What you have to do
Copy, from the entries below, each line where the word "Transfer" can be found.

Material for this task
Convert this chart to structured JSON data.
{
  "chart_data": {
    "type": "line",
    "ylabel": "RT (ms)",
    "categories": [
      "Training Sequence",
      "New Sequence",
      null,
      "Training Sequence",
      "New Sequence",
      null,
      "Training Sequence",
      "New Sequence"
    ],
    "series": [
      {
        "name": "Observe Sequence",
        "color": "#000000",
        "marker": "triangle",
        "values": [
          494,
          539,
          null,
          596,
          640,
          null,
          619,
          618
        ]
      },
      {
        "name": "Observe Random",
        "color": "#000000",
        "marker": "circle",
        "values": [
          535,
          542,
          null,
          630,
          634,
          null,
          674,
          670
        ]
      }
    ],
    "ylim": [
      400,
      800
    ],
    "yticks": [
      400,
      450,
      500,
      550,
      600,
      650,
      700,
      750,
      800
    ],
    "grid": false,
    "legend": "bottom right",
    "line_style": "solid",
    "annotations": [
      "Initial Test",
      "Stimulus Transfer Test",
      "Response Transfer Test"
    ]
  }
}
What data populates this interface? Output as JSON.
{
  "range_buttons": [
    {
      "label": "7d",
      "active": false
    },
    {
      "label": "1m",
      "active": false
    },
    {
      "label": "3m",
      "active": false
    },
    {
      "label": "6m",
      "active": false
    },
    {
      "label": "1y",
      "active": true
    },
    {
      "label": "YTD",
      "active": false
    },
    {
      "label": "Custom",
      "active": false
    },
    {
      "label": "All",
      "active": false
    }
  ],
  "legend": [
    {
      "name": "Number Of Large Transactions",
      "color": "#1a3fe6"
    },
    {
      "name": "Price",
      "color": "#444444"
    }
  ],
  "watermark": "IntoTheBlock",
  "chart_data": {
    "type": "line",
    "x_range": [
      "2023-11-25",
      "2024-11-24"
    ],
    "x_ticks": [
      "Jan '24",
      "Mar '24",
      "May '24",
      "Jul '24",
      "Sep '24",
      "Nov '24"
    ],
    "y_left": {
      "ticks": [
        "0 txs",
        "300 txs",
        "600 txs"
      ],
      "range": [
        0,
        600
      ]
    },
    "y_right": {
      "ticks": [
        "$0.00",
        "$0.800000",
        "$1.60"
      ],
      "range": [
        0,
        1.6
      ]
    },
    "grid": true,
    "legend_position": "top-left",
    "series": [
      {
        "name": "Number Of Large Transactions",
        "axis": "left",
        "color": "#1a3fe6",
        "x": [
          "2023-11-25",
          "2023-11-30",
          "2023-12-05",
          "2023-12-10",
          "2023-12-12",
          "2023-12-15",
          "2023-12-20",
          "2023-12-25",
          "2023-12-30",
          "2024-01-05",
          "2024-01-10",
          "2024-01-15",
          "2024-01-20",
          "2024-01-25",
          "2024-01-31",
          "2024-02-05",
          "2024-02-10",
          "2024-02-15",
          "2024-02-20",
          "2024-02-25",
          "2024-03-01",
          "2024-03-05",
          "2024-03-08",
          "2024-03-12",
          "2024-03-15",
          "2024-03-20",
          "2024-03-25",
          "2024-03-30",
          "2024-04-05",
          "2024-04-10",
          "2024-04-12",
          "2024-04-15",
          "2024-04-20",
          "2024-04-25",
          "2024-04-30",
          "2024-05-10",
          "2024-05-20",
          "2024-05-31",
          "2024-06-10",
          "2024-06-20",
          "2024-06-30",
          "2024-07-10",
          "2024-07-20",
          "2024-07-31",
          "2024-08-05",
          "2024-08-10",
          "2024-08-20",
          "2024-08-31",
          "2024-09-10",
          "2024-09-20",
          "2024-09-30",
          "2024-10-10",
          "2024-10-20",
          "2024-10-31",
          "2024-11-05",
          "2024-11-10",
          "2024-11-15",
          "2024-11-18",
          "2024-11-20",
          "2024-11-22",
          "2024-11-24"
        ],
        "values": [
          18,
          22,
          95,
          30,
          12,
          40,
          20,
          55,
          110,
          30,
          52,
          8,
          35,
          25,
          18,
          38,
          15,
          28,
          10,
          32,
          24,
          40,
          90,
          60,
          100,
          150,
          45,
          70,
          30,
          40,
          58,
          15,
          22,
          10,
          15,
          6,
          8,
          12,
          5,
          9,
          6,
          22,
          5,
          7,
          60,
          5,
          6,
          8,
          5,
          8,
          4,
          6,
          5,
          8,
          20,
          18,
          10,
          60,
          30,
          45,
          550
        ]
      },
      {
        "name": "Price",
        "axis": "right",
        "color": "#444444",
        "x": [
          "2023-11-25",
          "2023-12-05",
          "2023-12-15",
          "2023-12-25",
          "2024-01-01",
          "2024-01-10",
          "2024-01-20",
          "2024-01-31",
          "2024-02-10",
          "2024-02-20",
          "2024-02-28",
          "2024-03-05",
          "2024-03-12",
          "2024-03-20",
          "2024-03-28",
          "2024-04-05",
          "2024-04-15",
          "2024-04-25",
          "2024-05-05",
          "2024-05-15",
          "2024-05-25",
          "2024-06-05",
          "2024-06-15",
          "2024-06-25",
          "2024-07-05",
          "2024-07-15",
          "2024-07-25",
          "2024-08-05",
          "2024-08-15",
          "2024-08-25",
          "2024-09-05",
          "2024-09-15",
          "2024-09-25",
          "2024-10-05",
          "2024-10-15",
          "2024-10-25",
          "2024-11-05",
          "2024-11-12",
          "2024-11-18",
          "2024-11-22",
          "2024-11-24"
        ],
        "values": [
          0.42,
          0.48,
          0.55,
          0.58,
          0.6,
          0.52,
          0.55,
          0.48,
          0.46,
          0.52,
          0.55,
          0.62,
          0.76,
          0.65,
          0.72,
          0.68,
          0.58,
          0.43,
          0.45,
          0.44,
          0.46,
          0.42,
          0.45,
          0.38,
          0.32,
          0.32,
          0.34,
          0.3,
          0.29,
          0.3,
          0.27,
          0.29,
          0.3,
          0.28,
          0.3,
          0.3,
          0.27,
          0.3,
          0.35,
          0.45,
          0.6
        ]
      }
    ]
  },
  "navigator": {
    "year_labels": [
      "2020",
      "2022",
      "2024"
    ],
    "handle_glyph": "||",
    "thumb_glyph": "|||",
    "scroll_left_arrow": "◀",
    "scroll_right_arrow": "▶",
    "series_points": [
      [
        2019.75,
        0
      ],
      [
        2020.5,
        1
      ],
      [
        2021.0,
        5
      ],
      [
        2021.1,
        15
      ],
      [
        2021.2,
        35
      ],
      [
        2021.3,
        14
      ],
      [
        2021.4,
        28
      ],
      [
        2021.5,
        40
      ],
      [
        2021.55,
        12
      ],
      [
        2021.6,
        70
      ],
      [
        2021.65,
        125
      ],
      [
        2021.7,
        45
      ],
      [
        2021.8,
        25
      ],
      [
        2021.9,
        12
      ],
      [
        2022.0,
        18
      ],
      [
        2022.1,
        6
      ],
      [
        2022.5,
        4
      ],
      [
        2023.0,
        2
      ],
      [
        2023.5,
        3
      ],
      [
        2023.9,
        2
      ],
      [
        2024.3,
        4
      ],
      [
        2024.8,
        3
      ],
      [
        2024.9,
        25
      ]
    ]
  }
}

Response to the task
      "Stimulus Transfer Test",
      "Response Transfer Test"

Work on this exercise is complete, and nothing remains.